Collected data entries
>>

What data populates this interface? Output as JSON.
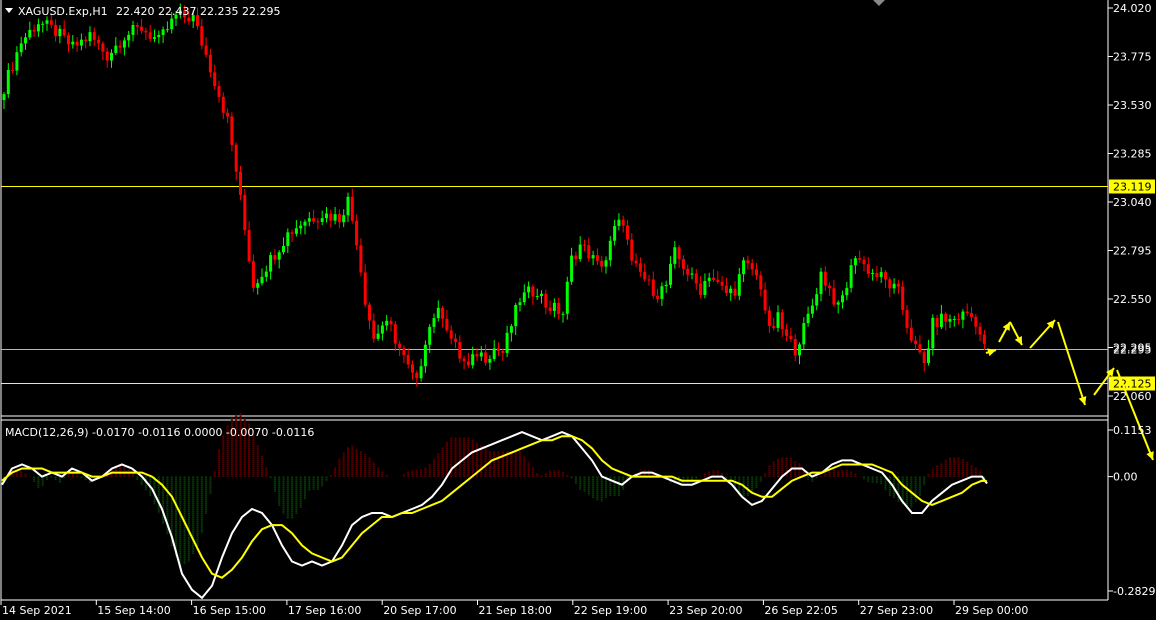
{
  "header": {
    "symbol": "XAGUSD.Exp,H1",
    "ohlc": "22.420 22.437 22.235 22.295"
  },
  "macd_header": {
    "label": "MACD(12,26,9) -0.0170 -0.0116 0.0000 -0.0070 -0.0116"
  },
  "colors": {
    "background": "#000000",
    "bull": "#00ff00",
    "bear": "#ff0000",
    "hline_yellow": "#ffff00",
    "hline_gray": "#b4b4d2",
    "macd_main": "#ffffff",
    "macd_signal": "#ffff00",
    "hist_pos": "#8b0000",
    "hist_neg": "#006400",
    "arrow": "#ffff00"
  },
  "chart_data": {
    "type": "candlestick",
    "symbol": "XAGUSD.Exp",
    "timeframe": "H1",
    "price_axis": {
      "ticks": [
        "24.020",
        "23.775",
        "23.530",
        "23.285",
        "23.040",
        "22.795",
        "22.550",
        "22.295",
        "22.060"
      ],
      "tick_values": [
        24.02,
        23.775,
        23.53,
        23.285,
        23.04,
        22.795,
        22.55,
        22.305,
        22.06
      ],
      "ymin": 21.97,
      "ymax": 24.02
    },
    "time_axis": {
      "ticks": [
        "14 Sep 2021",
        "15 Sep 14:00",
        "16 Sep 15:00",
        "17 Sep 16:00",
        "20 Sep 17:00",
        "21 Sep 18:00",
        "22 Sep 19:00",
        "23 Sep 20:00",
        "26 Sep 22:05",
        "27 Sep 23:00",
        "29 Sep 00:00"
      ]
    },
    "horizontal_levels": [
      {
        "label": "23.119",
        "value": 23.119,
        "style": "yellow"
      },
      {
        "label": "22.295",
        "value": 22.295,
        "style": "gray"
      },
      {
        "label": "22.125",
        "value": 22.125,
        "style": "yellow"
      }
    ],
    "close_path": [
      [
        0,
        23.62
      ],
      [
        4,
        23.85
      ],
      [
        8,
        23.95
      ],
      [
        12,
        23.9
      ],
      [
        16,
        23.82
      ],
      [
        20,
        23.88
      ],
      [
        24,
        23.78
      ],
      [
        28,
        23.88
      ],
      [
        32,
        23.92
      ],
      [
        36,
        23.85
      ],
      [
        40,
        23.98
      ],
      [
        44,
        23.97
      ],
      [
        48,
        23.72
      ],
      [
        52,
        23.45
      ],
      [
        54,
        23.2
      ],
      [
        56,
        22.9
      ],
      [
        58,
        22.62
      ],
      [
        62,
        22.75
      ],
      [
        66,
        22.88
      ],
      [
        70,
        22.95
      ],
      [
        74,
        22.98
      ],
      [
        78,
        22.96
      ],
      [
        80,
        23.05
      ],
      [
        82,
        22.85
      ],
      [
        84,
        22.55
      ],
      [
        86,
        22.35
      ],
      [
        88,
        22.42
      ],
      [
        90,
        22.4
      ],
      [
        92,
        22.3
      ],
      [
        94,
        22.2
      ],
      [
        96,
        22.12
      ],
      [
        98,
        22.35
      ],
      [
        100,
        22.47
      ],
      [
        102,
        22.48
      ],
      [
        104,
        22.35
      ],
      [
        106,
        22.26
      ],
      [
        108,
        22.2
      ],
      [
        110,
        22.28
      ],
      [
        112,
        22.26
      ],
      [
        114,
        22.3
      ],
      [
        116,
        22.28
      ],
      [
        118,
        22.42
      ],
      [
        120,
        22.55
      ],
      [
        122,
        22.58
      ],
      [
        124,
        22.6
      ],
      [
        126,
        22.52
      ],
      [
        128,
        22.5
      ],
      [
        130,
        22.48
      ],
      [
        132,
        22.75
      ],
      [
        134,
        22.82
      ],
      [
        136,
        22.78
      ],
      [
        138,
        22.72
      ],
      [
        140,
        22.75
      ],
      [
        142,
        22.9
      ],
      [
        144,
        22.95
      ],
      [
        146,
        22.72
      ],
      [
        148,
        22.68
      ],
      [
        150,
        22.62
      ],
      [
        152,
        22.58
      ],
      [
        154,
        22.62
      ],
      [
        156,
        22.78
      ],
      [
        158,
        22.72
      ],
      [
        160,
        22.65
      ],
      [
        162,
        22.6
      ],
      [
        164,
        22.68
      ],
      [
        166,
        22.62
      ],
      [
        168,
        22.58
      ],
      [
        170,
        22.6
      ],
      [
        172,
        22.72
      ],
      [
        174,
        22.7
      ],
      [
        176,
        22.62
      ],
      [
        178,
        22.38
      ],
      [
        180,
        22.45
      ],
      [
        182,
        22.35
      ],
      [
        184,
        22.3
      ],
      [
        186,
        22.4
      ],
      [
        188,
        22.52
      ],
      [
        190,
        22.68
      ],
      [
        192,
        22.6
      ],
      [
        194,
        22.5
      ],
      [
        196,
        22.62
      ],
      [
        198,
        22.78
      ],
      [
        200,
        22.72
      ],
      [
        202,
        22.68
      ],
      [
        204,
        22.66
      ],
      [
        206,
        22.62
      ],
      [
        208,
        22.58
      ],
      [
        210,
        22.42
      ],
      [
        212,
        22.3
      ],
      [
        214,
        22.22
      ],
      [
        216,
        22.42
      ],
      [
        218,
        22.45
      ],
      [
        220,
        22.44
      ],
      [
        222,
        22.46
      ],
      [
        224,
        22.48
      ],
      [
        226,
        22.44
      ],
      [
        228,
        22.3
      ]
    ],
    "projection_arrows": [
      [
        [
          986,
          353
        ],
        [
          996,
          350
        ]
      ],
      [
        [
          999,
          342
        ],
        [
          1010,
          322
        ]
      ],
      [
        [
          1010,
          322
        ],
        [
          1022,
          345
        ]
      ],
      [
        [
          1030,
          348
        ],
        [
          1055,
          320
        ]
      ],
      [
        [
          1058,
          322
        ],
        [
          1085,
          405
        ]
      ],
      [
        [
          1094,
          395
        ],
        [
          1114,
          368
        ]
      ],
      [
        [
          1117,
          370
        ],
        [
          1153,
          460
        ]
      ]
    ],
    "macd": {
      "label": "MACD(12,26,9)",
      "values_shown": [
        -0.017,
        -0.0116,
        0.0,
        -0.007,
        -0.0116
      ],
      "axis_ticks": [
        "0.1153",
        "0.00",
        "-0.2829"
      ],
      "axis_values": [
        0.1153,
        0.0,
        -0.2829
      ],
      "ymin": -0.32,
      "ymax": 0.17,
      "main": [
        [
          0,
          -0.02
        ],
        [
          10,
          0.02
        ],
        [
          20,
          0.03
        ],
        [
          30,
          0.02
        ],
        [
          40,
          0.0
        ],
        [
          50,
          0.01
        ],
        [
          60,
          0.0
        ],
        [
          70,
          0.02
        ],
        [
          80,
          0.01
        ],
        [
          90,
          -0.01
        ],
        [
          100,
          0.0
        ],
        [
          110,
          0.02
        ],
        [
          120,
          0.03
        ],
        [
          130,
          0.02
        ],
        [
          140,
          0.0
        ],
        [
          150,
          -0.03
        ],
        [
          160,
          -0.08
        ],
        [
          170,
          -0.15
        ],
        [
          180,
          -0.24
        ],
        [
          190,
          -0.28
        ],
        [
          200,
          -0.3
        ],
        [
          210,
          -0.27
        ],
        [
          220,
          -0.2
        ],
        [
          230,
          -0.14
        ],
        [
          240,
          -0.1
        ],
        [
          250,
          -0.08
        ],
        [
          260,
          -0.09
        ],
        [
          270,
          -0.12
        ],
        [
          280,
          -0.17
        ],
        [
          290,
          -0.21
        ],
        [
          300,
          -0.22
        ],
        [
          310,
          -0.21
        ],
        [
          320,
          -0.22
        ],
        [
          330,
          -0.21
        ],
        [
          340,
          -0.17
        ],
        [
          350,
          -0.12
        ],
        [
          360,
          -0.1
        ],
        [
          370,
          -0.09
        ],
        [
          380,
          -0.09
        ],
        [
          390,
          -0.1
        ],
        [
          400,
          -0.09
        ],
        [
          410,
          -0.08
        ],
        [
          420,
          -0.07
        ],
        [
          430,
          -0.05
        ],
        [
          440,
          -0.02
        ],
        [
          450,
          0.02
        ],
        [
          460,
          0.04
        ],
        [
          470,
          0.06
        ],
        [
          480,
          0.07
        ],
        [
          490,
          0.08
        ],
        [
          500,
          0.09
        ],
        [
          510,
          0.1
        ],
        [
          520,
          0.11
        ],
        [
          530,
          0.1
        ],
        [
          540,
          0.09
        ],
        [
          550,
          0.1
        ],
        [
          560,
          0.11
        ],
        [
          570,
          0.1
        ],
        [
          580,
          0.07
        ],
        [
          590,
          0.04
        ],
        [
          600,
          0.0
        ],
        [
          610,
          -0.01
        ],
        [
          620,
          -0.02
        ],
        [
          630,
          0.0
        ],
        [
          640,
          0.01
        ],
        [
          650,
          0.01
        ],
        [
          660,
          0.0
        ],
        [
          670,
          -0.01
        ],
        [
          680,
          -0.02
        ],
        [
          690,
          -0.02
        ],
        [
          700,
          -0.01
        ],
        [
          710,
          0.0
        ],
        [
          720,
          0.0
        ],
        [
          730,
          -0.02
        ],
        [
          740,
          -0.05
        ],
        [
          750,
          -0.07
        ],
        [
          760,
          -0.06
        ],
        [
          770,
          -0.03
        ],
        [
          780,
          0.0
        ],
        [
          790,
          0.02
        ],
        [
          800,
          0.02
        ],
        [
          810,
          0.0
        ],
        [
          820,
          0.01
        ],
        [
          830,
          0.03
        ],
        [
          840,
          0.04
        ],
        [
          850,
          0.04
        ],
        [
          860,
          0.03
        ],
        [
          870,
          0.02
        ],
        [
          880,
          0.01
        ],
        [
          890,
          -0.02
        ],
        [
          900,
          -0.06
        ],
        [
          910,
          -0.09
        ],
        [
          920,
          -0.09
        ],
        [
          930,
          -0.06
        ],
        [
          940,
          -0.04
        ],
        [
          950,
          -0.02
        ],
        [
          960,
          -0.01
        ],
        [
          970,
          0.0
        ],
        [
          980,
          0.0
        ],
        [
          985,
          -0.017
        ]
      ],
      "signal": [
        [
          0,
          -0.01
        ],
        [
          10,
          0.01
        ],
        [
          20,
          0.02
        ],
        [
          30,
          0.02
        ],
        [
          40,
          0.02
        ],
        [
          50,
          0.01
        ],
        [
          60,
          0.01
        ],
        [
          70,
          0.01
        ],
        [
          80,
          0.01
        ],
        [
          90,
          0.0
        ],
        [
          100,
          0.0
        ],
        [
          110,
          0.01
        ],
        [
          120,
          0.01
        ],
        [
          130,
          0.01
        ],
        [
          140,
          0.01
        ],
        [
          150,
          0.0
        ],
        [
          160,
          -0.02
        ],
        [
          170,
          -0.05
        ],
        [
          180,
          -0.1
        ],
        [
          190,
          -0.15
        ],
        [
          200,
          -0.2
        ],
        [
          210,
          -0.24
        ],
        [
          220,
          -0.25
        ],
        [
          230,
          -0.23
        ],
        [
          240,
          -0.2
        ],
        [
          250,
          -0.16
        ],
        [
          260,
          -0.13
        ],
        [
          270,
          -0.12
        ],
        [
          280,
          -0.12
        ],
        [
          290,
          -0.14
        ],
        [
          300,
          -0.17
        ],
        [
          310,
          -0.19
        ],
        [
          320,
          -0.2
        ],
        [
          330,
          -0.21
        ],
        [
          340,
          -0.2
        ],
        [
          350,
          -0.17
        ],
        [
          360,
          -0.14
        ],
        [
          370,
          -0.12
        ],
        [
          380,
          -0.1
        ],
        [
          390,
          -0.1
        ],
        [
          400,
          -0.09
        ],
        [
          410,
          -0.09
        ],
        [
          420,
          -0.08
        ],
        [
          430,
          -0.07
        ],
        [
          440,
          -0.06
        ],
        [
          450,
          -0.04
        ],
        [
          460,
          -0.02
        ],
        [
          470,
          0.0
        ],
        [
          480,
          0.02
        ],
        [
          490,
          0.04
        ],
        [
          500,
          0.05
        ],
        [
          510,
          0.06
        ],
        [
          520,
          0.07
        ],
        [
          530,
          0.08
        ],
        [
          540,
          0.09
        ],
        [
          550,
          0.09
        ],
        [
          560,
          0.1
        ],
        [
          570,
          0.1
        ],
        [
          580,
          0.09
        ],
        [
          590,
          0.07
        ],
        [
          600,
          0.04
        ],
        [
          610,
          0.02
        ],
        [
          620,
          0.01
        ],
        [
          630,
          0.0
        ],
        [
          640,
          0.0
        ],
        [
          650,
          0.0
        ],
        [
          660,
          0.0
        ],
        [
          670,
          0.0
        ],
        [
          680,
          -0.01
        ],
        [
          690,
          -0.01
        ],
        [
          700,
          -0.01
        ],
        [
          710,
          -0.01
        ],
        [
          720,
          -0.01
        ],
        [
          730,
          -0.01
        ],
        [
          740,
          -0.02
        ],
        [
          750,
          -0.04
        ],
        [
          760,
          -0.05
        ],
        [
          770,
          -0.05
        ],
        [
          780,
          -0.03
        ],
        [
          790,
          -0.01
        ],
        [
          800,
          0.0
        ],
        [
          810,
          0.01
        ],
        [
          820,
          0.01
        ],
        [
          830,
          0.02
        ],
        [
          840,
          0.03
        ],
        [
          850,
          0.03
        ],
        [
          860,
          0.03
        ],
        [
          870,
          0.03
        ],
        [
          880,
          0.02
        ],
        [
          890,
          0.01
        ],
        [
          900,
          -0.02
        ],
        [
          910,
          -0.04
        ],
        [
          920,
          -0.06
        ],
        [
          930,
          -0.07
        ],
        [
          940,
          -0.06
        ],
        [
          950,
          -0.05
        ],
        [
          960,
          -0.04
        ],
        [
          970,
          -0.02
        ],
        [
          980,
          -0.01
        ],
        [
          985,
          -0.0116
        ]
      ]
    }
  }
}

<<

WHAT YOU SHOULD DO. How many of the lines above include the string "symbol"? Answer with the number only.

THE RESULT. 2